### What is required
Your task is to copy each line that has the word "verified".

Data records:
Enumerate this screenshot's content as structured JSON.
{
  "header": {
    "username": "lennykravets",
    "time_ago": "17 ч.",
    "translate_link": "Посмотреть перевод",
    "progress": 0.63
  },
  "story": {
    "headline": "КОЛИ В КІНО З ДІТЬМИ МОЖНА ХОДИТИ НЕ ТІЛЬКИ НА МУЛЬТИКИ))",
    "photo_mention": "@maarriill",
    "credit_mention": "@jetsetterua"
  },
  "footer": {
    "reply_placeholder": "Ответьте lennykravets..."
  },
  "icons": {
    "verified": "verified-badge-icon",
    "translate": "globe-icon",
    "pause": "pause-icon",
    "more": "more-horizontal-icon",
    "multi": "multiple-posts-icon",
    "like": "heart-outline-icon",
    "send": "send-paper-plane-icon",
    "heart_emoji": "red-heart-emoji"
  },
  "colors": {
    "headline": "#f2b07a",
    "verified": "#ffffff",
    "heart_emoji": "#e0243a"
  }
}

### Answer to this problem
    "verified": "verified-badge-icon",
    "verified": "#ffffff",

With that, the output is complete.